§ **Instructions for the task**:
Select all lines holding the word "Station" from the entries that follow.

§ **Data in this exercise**:
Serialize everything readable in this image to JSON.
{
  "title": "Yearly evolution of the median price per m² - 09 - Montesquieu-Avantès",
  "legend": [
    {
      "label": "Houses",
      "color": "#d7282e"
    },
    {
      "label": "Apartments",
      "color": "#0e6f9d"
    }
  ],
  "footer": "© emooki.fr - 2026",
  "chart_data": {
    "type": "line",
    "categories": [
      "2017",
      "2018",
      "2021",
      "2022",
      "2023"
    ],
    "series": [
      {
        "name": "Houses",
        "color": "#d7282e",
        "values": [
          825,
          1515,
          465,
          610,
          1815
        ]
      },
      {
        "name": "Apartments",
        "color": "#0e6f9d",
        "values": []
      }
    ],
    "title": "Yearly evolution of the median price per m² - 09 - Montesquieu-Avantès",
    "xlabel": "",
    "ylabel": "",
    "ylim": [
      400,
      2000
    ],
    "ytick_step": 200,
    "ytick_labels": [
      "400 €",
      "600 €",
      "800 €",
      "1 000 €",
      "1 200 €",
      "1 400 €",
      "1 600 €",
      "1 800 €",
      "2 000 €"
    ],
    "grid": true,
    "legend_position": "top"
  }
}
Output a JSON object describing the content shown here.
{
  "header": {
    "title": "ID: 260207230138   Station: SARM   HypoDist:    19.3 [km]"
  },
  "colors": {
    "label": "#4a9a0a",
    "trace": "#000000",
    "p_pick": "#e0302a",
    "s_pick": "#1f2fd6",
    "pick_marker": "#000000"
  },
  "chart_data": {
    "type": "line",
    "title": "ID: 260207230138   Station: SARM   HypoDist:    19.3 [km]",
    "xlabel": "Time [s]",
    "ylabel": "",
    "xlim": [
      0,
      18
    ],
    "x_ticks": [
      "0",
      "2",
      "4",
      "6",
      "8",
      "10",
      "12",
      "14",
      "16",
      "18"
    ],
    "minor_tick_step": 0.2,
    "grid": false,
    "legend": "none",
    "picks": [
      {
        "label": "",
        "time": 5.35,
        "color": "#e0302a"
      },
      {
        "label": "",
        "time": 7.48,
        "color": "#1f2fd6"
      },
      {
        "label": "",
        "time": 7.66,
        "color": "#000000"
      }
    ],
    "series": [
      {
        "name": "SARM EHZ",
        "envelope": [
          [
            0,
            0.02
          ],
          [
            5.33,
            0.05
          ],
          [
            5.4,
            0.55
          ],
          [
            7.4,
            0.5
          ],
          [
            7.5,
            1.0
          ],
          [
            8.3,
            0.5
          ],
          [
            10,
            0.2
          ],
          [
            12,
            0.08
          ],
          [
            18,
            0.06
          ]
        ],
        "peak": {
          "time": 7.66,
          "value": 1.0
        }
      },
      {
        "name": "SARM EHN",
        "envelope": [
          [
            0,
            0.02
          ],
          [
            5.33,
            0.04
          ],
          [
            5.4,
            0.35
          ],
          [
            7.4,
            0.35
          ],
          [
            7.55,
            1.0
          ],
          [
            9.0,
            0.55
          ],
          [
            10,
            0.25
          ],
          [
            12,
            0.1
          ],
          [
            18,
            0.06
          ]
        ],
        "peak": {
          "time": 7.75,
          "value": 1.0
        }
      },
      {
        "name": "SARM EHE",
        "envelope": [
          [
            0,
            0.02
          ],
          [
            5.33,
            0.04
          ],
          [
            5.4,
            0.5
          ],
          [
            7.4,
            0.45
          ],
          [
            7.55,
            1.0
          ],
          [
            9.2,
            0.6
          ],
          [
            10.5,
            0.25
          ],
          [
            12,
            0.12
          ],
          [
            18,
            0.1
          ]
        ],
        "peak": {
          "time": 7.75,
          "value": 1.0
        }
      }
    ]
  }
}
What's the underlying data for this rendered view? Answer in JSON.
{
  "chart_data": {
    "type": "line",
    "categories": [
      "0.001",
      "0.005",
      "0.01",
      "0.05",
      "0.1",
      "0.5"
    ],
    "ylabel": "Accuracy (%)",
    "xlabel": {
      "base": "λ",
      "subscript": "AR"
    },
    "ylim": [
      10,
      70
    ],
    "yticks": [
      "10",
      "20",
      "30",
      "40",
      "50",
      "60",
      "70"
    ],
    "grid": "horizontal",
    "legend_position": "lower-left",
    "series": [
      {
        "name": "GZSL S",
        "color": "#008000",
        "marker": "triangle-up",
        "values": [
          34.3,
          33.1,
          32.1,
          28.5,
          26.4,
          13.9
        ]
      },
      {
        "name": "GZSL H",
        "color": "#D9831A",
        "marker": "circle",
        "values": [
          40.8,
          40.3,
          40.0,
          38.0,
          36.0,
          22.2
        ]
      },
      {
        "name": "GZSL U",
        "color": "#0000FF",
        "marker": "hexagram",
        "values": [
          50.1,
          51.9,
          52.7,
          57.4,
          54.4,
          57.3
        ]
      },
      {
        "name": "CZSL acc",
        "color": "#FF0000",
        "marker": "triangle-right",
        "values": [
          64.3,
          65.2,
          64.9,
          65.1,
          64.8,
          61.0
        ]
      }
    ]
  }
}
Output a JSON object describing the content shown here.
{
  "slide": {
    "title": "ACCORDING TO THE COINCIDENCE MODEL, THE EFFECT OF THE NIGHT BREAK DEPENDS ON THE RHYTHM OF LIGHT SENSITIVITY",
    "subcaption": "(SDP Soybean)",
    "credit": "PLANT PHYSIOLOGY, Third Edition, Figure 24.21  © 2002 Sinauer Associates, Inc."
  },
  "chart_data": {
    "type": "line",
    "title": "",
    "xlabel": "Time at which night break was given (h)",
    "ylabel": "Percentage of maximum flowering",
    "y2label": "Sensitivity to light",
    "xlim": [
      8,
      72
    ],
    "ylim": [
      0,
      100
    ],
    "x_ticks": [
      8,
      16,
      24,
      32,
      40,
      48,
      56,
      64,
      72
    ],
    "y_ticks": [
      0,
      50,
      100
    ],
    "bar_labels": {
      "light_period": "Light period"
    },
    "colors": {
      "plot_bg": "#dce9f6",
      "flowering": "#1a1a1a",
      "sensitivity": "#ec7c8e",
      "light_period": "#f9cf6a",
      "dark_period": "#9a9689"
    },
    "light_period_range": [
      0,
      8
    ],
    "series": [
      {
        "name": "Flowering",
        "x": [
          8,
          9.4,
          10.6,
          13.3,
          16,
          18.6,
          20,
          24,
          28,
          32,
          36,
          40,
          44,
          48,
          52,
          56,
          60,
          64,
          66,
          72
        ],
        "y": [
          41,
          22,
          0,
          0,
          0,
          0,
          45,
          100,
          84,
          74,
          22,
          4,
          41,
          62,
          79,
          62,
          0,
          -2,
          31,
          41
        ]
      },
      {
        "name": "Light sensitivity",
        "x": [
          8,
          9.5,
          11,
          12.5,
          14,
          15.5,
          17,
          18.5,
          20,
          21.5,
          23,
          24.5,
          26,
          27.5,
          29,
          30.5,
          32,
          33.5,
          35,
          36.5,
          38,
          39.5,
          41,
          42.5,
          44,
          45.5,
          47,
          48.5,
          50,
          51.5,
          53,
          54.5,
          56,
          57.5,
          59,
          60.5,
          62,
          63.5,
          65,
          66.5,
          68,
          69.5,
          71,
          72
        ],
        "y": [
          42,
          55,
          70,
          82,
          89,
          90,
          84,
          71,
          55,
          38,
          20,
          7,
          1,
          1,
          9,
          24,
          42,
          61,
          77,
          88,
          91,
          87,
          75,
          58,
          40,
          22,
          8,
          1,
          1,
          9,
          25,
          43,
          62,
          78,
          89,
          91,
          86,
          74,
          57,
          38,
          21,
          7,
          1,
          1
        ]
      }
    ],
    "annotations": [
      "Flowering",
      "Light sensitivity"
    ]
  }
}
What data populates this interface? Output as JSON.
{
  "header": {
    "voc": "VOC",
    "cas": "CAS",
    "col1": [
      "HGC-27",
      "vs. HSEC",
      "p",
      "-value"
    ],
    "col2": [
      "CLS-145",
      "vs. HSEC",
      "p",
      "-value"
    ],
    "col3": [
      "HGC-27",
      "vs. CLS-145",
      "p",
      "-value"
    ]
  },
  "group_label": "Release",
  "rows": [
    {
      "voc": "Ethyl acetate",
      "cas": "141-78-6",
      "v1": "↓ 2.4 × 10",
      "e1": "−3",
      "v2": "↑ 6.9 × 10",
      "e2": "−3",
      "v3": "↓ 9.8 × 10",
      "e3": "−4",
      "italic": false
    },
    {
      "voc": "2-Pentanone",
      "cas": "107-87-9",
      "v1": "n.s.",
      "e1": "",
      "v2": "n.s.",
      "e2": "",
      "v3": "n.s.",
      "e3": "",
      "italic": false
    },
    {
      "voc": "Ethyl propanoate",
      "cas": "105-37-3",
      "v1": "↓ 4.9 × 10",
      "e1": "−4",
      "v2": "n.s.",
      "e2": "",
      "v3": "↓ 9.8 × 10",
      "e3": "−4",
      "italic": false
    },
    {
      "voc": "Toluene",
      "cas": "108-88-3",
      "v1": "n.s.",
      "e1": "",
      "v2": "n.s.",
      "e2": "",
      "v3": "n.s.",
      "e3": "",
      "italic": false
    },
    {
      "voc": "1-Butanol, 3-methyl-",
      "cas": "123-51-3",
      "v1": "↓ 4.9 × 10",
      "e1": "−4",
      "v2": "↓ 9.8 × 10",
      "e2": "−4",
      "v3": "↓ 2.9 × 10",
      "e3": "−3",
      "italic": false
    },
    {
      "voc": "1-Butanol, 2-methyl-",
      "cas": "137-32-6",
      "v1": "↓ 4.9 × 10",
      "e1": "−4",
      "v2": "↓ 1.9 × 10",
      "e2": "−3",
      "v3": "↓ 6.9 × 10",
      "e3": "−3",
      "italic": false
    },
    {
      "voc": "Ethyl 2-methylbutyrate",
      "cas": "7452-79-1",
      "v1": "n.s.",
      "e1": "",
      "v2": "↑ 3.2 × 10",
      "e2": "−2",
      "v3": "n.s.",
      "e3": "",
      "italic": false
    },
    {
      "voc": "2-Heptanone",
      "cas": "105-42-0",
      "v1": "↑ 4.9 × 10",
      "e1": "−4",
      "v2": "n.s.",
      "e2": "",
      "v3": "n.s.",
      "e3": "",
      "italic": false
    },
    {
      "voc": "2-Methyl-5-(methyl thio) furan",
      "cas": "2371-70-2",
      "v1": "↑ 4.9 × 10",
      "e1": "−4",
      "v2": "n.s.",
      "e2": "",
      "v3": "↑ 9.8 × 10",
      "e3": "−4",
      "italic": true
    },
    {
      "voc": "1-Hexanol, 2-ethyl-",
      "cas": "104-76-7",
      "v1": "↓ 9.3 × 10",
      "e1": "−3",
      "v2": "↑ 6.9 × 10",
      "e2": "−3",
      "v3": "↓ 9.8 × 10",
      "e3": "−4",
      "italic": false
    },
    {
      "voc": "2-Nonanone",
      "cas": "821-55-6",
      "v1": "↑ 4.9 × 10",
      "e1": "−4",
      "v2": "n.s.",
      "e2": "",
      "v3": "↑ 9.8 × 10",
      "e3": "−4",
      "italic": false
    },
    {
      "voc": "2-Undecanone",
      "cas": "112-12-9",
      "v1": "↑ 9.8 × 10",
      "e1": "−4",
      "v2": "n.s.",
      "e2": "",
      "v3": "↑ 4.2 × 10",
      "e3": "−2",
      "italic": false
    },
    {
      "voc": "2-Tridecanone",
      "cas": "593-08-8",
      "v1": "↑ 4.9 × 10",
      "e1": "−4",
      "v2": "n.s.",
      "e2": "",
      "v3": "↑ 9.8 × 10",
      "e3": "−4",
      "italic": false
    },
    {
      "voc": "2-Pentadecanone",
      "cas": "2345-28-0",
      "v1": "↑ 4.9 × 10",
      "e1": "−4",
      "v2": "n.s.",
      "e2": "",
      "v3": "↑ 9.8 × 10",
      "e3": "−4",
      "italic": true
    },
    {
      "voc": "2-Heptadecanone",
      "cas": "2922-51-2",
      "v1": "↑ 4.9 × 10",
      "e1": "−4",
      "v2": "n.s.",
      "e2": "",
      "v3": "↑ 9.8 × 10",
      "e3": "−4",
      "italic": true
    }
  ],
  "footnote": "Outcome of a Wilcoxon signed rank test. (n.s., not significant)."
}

§ **Answer in full**:
    "title": "ID: 260207230138   Station: SARM   HypoDist:    19.3 [km]"
    "title": "ID: 260207230138   Station: SARM   HypoDist:    19.3 [km]",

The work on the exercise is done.